• **Directive**: Work out how many lines hold "марта". Give the number and nothing else.

• **Given records**:
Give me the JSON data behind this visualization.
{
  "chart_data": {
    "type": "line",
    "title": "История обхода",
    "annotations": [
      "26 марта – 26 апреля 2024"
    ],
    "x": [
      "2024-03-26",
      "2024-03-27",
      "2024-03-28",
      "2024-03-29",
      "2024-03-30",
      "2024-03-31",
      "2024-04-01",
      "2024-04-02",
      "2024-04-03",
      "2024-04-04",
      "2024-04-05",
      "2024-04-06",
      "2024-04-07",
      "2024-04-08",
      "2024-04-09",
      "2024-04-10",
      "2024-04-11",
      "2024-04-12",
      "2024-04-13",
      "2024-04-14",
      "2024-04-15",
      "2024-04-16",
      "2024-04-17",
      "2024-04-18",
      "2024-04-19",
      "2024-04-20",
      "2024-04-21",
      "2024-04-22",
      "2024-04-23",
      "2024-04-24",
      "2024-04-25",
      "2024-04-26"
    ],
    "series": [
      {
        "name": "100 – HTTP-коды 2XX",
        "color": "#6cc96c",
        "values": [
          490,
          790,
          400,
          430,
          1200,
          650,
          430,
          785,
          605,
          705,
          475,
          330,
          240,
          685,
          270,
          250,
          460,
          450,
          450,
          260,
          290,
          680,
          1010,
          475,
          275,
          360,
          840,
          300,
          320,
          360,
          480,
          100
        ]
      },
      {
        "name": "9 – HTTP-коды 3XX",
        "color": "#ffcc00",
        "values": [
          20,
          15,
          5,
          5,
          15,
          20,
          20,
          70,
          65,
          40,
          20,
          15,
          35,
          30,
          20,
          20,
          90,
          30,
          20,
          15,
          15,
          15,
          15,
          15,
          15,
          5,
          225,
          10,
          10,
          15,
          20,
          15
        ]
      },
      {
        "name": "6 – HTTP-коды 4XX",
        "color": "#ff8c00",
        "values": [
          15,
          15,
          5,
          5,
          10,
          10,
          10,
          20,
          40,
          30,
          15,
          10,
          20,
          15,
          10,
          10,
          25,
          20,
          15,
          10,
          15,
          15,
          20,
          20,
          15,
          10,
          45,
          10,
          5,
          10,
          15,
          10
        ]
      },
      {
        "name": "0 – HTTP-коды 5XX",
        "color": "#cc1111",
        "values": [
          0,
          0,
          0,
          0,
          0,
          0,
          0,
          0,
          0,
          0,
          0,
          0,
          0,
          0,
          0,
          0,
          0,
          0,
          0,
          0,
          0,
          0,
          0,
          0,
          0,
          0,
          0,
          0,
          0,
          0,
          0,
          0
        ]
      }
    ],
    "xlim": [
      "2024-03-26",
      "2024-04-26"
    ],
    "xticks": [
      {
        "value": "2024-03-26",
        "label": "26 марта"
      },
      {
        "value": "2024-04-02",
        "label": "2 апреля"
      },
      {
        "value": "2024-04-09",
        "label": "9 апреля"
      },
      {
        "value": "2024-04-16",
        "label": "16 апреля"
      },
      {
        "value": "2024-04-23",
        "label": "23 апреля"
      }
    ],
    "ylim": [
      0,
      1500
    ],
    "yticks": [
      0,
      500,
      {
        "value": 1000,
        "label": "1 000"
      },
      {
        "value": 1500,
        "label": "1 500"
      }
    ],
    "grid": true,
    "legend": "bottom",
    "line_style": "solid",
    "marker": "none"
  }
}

• **Problem solution**: 2